-- TO BE DONE --
Retype the material below. Keep every word exactly as it is.

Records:

__________________________________________________

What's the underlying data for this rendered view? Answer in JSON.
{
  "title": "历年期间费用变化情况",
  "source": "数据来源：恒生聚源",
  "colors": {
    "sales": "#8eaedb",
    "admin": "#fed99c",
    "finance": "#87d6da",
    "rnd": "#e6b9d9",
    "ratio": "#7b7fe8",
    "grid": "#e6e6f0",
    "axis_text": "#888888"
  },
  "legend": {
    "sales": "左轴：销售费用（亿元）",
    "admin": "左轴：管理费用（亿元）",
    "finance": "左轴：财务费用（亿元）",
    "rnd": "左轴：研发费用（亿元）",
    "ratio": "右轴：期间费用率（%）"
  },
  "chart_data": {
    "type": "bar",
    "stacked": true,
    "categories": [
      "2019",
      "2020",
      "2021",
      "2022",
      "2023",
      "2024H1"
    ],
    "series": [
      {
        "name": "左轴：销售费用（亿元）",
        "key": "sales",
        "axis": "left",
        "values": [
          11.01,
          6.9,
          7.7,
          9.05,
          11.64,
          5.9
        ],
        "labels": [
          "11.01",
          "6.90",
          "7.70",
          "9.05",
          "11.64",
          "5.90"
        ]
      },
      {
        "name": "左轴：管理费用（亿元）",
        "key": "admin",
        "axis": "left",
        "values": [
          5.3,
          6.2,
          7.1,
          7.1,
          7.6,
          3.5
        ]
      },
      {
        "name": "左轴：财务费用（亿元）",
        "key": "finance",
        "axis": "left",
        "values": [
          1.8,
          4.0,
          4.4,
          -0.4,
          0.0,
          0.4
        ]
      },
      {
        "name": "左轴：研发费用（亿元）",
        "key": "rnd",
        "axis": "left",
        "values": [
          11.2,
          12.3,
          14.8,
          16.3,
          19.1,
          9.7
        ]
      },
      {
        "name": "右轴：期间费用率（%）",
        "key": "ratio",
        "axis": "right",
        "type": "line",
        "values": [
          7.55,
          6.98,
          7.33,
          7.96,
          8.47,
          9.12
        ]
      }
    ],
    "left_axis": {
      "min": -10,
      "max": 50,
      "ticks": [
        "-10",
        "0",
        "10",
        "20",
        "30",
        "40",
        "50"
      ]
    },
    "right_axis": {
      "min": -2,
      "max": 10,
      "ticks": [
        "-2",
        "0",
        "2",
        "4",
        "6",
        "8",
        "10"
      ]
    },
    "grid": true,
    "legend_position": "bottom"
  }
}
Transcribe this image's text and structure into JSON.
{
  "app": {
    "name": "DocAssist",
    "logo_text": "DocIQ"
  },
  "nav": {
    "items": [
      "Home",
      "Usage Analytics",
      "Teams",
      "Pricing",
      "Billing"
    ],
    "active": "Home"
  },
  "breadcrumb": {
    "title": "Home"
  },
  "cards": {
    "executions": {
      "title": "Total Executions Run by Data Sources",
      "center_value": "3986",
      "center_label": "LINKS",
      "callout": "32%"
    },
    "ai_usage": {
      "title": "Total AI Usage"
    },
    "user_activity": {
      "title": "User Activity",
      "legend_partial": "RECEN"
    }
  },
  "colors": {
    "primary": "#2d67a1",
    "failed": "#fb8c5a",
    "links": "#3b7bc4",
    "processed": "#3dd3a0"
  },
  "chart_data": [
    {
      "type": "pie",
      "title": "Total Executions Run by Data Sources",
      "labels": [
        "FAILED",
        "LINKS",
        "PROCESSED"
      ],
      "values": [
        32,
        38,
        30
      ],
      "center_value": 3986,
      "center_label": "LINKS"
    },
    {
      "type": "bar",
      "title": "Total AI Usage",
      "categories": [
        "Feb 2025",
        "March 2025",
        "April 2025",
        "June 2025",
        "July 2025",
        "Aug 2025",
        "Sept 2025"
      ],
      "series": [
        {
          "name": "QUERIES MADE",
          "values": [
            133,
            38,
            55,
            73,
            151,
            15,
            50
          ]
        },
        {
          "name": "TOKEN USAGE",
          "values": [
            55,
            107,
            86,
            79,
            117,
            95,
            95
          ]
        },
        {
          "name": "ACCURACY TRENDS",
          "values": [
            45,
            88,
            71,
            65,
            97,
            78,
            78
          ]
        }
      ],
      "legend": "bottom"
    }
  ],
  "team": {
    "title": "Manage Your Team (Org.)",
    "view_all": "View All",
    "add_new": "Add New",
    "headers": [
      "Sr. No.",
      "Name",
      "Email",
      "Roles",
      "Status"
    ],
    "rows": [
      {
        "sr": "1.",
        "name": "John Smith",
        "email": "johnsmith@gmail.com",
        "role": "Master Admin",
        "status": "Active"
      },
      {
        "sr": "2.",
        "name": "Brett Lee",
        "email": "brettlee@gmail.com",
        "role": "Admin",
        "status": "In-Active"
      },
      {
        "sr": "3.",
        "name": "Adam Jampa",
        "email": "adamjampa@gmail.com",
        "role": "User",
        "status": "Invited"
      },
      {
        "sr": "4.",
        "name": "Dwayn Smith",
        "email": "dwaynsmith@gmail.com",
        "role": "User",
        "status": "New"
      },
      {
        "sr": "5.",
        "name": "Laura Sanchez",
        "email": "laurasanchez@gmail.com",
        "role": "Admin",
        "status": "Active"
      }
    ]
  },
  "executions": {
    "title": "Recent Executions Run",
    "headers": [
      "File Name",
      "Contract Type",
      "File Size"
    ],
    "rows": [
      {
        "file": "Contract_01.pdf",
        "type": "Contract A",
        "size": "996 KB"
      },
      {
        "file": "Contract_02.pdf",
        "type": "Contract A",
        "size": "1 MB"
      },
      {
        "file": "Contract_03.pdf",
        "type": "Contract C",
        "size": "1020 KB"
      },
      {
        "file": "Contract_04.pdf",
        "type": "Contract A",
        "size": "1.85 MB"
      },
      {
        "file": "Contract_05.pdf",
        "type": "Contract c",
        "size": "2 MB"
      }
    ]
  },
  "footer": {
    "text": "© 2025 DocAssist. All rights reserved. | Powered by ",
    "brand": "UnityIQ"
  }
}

__________________________________________________

-- RESPONSE --
What's the underlying data for this rendered view? Answer in JSON.
{
  "title": "历年期间费用变化情况",
  "source": "数据来源：恒生聚源",
  "colors": {
    "sales": "#8eaedb",
    "admin": "#fed99c",
    "finance": "#87d6da",
    "rnd": "#e6b9d9",
    "ratio": "#7b7fe8",
    "grid": "#e6e6f0",
    "axis_text": "#888888"
  },
  "legend": {
    "sales": "左轴：销售费用（亿元）",
    "admin": "左轴：管理费用（亿元）",
    "finance": "左轴：财务费用（亿元）",
    "rnd": "左轴：研发费用（亿元）",
    "ratio": "右轴：期间费用率（%）"
  },
  "chart_data": {
    "type": "bar",
    "stacked": true,
    "categories": [
      "2019",
      "2020",
      "2021",
      "2022",
      "2023",
      "2024H1"
    ],
    "series": [
      {
        "name": "左轴：销售费用（亿元）",
        "key": "sales",
        "axis": "left",
        "values": [
          11.01,
          6.9,
          7.7,
          9.05,
          11.64,
          5.9
        ],
        "labels": [
          "11.01",
          "6.90",
          "7.70",
          "9.05",
          "11.64",
          "5.90"
        ]
      },
      {
        "name": "左轴：管理费用（亿元）",
        "key": "admin",
        "axis": "left",
        "values": [
          5.3,
          6.2,
          7.1,
          7.1,
          7.6,
          3.5
        ]
      },
      {
        "name": "左轴：财务费用（亿元）",
        "key": "finance",
        "axis": "left",
        "values": [
          1.8,
          4.0,
          4.4,
          -0.4,
          0.0,
          0.4
        ]
      },
      {
        "name": "左轴：研发费用（亿元）",
        "key": "rnd",
        "axis": "left",
        "values": [
          11.2,
          12.3,
          14.8,
          16.3,
          19.1,
          9.7
        ]
      },
      {
        "name": "右轴：期间费用率（%）",
        "key": "ratio",
        "axis": "right",
        "type": "line",
        "values": [
          7.55,
          6.98,
          7.33,
          7.96,
          8.47,
          9.12
        ]
      }
    ],
    "left_axis": {
      "min": -10,
      "max": 50,
      "ticks": [
        "-10",
        "0",
        "10",
        "20",
        "30",
        "40",
        "50"
      ]
    },
    "right_axis": {
      "min": -2,
      "max": 10,
      "ticks": [
        "-2",
        "0",
        "2",
        "4",
        "6",
        "8",
        "10"
      ]
    },
    "grid": true,
    "legend_position": "bottom"
  }
}
Transcribe this image's text and structure into JSON.
{
  "app": {
    "name": "DocAssist",
    "logo_text": "DocIQ"
  },
  "nav": {
    "items": [
      "Home",
      "Usage Analytics",
      "Teams",
      "Pricing",
      "Billing"
    ],
    "active": "Home"
  },
  "breadcrumb": {
    "title": "Home"
  },
  "cards": {
    "executions": {
      "title": "Total Executions Run by Data Sources",
      "center_value": "3986",
      "center_label": "LINKS",
      "callout": "32%"
    },
    "ai_usage": {
      "title": "Total AI Usage"
    },
    "user_activity": {
      "title": "User Activity",
      "legend_partial": "RECEN"
    }
  },
  "colors": {
    "primary": "#2d67a1",
    "failed": "#fb8c5a",
    "links": "#3b7bc4",
    "processed": "#3dd3a0"
  },
  "chart_data": [
    {
      "type": "pie",
      "title": "Total Executions Run by Data Sources",
      "labels": [
        "FAILED",
        "LINKS",
        "PROCESSED"
      ],
      "values": [
        32,
        38,
        30
      ],
      "center_value": 3986,
      "center_label": "LINKS"
    },
    {
      "type": "bar",
      "title": "Total AI Usage",
      "categories": [
        "Feb 2025",
        "March 2025",
        "April 2025",
        "June 2025",
        "July 2025",
        "Aug 2025",
        "Sept 2025"
      ],
      "series": [
        {
          "name": "QUERIES MADE",
          "values": [
            133,
            38,
            55,
            73,
            151,
            15,
            50
          ]
        },
        {
          "name": "TOKEN USAGE",
          "values": [
            55,
            107,
            86,
            79,
            117,
            95,
            95
          ]
        },
        {
          "name": "ACCURACY TRENDS",
          "values": [
            45,
            88,
            71,
            65,
            97,
            78,
            78
          ]
        }
      ],
      "legend": "bottom"
    }
  ],
  "team": {
    "title": "Manage Your Team (Org.)",
    "view_all": "View All",
    "add_new": "Add New",
    "headers": [
      "Sr. No.",
      "Name",
      "Email",
      "Roles",
      "Status"
    ],
    "rows": [
      {
        "sr": "1.",
        "name": "John Smith",
        "email": "johnsmith@gmail.com",
        "role": "Master Admin",
        "status": "Active"
      },
      {
        "sr": "2.",
        "name": "Brett Lee",
        "email": "brettlee@gmail.com",
        "role": "Admin",
        "status": "In-Active"
      },
      {
        "sr": "3.",
        "name": "Adam Jampa",
        "email": "adamjampa@gmail.com",
        "role": "User",
        "status": "Invited"
      },
      {
        "sr": "4.",
        "name": "Dwayn Smith",
        "email": "dwaynsmith@gmail.com",
        "role": "User",
        "status": "New"
      },
      {
        "sr": "5.",
        "name": "Laura Sanchez",
        "email": "laurasanchez@gmail.com",
        "role": "Admin",
        "status": "Active"
      }
    ]
  },
  "executions": {
    "title": "Recent Executions Run",
    "headers": [
      "File Name",
      "Contract Type",
      "File Size"
    ],
    "rows": [
      {
        "file": "Contract_01.pdf",
        "type": "Contract A",
        "size": "996 KB"
      },
      {
        "file": "Contract_02.pdf",
        "type": "Contract A",
        "size": "1 MB"
      },
      {
        "file": "Contract_03.pdf",
        "type": "Contract C",
        "size": "1020 KB"
      },
      {
        "file": "Contract_04.pdf",
        "type": "Contract A",
        "size": "1.85 MB"
      },
      {
        "file": "Contract_05.pdf",
        "type": "Contract c",
        "size": "2 MB"
      }
    ]
  },
  "footer": {
    "text": "© 2025 DocAssist. All rights reserved. | Powered by ",
    "brand": "UnityIQ"
  }
}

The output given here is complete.